Among the records below, find each line that includes the string "println" and copy it.

-*-

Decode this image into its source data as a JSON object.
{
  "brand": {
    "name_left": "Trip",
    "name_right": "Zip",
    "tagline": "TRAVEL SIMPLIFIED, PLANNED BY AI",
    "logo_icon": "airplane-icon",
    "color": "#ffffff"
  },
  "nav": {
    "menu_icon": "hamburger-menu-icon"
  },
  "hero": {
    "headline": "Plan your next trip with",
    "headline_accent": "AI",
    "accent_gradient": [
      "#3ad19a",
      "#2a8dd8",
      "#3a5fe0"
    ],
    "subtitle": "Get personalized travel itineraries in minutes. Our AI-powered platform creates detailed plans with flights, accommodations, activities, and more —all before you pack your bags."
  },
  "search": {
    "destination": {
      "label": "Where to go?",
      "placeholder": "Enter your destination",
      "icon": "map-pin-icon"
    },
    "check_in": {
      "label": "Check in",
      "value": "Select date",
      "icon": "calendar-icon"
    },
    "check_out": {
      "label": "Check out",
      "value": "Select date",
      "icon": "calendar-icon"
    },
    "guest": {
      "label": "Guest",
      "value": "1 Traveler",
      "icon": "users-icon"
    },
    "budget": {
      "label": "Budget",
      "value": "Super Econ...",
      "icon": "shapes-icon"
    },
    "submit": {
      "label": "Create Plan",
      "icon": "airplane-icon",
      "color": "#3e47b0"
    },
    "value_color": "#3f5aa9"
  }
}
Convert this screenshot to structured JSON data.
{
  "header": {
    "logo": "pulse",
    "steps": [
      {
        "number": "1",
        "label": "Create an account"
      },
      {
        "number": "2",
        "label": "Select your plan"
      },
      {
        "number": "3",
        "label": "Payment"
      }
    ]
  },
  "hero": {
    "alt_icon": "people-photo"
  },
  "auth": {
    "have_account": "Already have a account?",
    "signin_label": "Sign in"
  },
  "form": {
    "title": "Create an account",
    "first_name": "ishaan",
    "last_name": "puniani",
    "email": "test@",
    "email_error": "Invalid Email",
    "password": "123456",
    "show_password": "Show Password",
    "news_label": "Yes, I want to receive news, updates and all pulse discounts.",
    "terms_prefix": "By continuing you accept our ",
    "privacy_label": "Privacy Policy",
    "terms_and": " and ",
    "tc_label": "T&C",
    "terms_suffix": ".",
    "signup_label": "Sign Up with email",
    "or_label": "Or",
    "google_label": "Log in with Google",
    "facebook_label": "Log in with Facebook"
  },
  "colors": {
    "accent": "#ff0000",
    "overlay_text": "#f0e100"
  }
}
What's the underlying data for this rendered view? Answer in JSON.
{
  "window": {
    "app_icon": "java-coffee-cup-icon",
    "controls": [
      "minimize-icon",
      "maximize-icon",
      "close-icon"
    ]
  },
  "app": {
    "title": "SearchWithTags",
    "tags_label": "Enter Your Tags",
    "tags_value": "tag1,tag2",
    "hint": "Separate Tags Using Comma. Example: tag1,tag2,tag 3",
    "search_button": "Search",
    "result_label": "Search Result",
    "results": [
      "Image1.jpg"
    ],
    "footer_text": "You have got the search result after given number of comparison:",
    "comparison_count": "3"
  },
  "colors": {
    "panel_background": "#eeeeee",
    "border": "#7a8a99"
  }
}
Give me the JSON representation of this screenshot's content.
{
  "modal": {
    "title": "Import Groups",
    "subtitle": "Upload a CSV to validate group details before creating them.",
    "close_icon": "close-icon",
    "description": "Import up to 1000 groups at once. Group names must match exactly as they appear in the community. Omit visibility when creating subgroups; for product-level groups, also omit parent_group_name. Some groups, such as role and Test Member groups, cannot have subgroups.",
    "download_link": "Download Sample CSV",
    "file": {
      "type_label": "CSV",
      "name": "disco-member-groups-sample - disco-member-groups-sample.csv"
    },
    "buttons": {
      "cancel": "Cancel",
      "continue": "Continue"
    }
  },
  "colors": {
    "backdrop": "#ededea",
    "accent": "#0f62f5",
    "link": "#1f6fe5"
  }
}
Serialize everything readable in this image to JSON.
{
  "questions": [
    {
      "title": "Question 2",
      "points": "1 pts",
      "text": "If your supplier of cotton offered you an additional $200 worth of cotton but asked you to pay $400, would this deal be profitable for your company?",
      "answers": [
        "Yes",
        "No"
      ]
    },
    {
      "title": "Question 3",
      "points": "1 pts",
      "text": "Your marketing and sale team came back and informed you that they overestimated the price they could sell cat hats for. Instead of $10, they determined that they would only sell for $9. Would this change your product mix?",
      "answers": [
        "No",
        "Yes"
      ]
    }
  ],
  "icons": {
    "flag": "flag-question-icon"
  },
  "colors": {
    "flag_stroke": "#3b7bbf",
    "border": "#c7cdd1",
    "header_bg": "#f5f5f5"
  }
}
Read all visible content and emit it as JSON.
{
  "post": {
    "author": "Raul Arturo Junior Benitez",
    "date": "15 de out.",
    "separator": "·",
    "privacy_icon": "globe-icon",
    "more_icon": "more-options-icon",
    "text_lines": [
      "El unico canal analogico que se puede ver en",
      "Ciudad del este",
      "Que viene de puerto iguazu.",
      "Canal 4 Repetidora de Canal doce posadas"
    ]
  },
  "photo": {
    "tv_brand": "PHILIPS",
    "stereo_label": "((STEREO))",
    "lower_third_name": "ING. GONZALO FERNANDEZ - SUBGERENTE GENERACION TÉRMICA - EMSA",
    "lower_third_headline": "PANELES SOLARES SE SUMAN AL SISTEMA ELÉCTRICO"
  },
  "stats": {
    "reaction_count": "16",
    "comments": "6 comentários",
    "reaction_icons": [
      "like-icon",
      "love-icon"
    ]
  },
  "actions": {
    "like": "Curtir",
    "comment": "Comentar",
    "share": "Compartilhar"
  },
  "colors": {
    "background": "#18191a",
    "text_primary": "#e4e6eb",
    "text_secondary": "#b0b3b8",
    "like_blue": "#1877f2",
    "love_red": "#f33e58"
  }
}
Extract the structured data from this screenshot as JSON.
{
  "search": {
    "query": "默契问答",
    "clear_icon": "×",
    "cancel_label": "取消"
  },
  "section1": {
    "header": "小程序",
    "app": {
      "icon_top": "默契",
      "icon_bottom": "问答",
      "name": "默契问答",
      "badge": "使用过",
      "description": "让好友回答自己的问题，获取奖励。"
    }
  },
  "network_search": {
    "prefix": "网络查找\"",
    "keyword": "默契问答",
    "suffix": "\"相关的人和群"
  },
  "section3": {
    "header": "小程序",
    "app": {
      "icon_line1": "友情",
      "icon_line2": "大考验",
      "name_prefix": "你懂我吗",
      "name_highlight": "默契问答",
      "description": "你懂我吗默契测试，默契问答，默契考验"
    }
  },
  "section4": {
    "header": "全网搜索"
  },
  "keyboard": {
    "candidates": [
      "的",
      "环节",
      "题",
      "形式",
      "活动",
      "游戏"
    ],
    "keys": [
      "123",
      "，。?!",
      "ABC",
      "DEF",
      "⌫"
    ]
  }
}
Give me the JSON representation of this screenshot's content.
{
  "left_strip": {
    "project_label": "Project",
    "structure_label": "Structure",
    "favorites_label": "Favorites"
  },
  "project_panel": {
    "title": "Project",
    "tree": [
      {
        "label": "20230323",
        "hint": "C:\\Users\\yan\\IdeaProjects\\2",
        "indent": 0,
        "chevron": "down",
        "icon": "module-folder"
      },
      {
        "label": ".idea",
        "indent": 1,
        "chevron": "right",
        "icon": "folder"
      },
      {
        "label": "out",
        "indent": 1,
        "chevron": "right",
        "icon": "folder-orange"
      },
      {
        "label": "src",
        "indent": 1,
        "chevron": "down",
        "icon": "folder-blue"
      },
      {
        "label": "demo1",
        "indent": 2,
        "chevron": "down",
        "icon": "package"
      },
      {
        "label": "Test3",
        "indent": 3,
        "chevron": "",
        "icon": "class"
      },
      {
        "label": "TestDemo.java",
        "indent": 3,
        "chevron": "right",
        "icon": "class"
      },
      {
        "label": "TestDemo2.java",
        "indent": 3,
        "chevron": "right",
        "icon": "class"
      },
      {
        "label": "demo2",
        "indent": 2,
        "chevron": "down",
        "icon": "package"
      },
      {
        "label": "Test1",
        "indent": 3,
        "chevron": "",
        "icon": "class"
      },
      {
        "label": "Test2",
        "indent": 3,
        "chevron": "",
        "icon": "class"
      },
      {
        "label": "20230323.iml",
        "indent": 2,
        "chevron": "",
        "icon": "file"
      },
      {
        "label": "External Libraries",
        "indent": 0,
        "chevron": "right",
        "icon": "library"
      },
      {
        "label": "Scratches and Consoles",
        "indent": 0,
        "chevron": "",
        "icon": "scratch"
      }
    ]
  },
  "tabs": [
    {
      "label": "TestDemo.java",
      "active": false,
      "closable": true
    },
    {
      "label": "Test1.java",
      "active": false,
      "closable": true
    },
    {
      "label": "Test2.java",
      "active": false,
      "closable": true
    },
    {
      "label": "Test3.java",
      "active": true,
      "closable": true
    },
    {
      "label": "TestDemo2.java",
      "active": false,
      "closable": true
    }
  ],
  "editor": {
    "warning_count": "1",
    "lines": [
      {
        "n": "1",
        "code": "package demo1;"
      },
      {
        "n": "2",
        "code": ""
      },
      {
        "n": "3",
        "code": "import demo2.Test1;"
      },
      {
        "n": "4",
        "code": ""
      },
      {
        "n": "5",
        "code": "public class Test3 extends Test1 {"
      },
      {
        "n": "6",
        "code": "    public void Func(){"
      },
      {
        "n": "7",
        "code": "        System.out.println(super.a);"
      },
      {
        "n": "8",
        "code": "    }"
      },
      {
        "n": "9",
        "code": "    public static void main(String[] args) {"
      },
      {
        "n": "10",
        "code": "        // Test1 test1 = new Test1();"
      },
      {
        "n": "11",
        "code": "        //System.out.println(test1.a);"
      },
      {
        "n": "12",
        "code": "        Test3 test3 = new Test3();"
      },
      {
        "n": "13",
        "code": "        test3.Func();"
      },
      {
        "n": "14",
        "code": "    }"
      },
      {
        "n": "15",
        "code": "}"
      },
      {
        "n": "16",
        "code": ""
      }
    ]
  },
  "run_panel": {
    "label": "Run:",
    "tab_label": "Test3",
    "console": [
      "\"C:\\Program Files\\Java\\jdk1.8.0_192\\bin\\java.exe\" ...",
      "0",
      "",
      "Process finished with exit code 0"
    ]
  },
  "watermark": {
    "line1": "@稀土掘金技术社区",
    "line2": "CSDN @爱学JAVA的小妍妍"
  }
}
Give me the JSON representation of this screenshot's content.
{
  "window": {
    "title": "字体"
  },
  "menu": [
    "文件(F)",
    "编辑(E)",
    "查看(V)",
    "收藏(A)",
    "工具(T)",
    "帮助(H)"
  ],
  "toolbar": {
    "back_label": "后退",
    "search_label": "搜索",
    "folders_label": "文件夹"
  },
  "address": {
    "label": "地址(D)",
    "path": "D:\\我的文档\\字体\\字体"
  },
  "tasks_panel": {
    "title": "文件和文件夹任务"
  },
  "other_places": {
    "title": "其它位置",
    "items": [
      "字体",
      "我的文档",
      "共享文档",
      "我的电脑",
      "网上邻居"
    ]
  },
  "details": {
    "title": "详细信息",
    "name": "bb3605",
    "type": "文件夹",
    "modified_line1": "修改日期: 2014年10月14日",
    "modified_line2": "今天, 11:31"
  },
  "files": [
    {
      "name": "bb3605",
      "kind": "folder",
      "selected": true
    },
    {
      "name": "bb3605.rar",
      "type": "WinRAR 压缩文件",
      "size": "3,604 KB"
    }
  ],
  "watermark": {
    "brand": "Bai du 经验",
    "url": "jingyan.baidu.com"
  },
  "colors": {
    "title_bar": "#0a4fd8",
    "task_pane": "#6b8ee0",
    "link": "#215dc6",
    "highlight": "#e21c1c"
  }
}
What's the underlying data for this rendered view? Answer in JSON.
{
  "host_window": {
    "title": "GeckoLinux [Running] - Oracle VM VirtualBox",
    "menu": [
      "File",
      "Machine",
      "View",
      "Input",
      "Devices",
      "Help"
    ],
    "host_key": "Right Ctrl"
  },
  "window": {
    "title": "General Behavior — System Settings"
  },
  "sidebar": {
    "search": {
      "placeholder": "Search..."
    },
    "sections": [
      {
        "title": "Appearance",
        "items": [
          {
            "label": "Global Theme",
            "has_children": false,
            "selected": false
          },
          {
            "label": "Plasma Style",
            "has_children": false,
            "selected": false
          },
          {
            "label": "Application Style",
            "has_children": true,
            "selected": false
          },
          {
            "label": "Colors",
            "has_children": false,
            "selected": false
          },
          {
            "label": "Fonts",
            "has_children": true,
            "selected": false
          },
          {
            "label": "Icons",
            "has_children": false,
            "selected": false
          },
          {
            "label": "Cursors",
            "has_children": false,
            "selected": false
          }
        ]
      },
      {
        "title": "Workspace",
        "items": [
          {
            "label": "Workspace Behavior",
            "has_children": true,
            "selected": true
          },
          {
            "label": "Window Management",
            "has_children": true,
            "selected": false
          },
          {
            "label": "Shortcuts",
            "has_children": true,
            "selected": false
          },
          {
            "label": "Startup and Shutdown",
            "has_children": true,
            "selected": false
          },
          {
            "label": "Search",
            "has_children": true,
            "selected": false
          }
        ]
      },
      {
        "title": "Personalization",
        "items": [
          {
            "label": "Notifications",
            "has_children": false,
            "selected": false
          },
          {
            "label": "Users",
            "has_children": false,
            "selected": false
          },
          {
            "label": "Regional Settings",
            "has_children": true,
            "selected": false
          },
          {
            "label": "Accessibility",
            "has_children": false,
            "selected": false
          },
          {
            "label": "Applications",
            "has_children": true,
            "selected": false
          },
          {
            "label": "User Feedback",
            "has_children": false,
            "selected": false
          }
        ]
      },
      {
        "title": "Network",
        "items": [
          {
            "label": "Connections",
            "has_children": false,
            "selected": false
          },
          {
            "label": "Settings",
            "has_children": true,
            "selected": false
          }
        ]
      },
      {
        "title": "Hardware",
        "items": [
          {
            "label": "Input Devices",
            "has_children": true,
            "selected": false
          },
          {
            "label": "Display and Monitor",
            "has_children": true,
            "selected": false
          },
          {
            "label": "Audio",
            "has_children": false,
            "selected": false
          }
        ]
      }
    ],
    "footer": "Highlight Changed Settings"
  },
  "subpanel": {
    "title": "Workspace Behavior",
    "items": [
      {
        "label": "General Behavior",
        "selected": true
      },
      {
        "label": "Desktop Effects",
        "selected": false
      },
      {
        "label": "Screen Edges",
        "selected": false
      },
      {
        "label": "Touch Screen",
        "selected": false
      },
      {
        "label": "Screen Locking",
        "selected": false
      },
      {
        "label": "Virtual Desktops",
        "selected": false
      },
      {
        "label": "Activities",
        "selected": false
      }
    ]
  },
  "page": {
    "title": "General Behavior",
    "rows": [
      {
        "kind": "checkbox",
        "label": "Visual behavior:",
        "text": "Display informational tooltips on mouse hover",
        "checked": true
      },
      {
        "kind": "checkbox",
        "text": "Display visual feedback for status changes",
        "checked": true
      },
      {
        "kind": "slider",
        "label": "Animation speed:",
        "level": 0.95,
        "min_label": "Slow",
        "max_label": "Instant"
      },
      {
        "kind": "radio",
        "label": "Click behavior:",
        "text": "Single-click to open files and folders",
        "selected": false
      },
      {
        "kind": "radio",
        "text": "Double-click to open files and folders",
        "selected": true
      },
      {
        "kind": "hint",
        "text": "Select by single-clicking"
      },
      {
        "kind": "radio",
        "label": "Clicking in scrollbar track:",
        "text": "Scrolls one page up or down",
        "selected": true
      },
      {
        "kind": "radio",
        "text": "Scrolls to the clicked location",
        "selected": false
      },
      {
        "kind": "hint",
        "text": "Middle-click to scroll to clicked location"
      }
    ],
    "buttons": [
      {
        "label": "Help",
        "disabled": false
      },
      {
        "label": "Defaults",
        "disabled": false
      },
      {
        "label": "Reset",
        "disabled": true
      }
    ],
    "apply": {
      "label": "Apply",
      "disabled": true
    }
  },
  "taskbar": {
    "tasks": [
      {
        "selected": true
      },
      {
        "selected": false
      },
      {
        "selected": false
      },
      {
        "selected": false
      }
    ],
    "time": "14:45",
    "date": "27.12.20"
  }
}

-*-

● Answer to the task:
        "code": "        System.out.println(super.a);"
        "code": "        //System.out.println(test1.a);"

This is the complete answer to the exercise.